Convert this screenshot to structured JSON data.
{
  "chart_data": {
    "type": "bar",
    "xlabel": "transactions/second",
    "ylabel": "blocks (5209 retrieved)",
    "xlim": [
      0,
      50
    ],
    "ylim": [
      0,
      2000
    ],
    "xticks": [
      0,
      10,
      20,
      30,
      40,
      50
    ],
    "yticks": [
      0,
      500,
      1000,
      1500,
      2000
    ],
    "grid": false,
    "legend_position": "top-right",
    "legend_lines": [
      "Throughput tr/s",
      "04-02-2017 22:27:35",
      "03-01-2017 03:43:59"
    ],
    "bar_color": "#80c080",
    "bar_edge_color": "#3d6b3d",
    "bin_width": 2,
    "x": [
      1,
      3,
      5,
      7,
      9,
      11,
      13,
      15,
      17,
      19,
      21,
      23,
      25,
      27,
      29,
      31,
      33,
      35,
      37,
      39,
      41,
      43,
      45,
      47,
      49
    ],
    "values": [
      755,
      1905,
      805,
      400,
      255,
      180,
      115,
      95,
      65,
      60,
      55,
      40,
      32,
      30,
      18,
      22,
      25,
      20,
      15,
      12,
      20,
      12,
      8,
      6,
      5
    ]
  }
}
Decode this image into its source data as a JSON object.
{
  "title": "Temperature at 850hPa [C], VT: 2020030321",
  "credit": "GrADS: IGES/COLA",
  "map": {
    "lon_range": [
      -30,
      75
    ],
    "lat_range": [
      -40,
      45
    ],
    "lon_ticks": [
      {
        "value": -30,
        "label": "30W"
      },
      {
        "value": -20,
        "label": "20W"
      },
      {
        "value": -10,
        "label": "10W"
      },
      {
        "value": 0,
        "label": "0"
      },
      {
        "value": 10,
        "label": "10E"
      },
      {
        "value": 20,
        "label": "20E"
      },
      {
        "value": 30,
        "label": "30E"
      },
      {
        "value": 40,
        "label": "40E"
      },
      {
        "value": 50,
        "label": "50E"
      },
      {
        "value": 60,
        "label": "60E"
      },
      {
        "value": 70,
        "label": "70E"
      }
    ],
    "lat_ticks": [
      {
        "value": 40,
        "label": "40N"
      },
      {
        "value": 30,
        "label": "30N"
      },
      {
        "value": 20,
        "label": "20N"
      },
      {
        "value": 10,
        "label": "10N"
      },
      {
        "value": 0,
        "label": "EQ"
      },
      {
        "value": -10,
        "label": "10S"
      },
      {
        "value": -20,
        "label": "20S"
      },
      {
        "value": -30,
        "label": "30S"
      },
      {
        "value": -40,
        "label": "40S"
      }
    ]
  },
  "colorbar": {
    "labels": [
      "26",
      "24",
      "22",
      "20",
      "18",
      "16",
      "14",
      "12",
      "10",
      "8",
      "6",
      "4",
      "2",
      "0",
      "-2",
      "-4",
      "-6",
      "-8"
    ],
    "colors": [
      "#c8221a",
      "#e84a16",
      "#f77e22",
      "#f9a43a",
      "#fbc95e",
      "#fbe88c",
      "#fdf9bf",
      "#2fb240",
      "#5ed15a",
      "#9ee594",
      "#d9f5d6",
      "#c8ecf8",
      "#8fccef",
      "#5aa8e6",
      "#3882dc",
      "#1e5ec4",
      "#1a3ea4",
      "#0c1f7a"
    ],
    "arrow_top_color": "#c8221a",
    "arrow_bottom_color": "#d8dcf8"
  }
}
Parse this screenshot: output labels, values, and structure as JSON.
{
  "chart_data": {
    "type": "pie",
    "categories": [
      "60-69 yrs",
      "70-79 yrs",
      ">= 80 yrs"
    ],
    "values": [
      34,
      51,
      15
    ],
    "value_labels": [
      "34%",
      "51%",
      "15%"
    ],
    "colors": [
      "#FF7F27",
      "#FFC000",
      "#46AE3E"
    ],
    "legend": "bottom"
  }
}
######
- [DO THIS] Show each line of the data that contains the string "screenshot".

- [FINISHED TASK]
Convert this screenshot to structured JSON data.
Parse this screenshot: output labels, values, and structure as JSON.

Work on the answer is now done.